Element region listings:
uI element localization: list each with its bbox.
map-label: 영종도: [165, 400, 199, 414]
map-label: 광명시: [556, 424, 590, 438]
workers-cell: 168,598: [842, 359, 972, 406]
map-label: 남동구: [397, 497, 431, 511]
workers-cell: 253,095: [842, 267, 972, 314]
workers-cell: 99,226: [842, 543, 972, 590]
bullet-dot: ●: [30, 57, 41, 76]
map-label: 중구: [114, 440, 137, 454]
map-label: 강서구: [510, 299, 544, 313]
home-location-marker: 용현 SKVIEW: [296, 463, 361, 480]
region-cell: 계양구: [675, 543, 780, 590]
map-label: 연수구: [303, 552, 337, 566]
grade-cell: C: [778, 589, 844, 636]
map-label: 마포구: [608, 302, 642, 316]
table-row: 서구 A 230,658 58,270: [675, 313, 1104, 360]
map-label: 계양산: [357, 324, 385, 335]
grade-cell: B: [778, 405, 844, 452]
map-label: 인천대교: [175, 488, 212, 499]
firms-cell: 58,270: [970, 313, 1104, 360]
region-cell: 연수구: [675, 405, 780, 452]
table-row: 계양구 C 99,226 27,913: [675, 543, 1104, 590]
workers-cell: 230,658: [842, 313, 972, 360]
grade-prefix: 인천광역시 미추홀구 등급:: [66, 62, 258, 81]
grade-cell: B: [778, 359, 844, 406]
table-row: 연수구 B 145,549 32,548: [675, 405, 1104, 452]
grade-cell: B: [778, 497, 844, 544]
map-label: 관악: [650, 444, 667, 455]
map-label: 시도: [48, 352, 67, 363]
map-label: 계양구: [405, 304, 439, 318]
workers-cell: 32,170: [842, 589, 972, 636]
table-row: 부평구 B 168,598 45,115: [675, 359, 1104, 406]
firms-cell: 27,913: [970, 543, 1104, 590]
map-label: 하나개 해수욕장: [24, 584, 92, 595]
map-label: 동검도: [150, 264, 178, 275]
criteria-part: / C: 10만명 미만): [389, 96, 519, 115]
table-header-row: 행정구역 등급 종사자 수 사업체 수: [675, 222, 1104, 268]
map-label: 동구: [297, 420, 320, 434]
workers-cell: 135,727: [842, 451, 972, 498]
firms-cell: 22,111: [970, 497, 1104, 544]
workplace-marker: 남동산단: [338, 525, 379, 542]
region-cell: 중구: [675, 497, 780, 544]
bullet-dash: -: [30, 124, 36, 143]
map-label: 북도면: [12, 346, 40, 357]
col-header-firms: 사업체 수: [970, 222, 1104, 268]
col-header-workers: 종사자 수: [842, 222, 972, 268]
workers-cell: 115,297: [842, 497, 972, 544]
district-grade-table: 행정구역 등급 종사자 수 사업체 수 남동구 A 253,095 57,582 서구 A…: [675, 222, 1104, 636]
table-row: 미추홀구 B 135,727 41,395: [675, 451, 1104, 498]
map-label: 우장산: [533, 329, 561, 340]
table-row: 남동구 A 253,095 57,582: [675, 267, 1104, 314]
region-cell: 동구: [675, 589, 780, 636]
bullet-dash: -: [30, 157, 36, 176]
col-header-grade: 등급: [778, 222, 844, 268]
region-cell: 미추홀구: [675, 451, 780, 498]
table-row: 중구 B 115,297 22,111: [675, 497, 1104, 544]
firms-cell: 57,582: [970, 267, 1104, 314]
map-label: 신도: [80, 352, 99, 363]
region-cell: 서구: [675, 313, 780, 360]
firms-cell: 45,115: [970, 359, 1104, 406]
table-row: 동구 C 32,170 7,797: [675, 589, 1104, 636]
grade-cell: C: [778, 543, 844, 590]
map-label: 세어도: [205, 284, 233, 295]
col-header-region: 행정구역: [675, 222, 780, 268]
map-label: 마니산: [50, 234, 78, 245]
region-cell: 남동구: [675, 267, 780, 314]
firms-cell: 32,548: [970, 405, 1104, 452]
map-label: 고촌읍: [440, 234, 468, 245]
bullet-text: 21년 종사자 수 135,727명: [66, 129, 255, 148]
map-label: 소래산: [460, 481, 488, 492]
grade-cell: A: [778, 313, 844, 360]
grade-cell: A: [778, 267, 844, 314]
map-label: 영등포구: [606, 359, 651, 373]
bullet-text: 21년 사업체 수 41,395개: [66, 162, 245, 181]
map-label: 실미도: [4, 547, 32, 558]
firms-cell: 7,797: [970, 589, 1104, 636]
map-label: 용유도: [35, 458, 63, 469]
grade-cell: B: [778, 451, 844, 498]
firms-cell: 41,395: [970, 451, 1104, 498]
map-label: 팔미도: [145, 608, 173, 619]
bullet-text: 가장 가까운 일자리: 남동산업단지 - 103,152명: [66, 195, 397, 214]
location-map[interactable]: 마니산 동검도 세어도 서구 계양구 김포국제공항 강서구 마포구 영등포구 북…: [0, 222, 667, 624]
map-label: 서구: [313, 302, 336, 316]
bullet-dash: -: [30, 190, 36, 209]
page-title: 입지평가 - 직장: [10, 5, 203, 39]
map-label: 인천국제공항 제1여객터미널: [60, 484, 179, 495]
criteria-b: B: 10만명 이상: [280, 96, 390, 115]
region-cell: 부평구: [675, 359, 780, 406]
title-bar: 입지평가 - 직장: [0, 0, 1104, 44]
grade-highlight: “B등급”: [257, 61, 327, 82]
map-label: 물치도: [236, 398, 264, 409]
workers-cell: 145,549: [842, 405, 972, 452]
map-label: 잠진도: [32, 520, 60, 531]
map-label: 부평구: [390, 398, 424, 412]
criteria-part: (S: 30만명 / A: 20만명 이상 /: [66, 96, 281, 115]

What you have to do:
Print the stretch from the first line through the line that contains "region-cell: 연수구: [675, 405, 780, 452]", reproducing each one without any change.

Answer:
uI element localization: list each with its bbox.
map-label: 영종도: [165, 400, 199, 414]
map-label: 광명시: [556, 424, 590, 438]
workers-cell: 168,598: [842, 359, 972, 406]
map-label: 남동구: [397, 497, 431, 511]
workers-cell: 253,095: [842, 267, 972, 314]
workers-cell: 99,226: [842, 543, 972, 590]
bullet-dot: ●: [30, 57, 41, 76]
map-label: 중구: [114, 440, 137, 454]
map-label: 강서구: [510, 299, 544, 313]
home-location-marker: 용현 SKVIEW: [296, 463, 361, 480]
region-cell: 계양구: [675, 543, 780, 590]
map-label: 연수구: [303, 552, 337, 566]
grade-cell: C: [778, 589, 844, 636]
map-label: 마포구: [608, 302, 642, 316]
table-row: 서구 A 230,658 58,270: [675, 313, 1104, 360]
map-label: 계양산: [357, 324, 385, 335]
grade-cell: B: [778, 405, 844, 452]
map-label: 인천대교: [175, 488, 212, 499]
firms-cell: 58,270: [970, 313, 1104, 360]
region-cell: 연수구: [675, 405, 780, 452]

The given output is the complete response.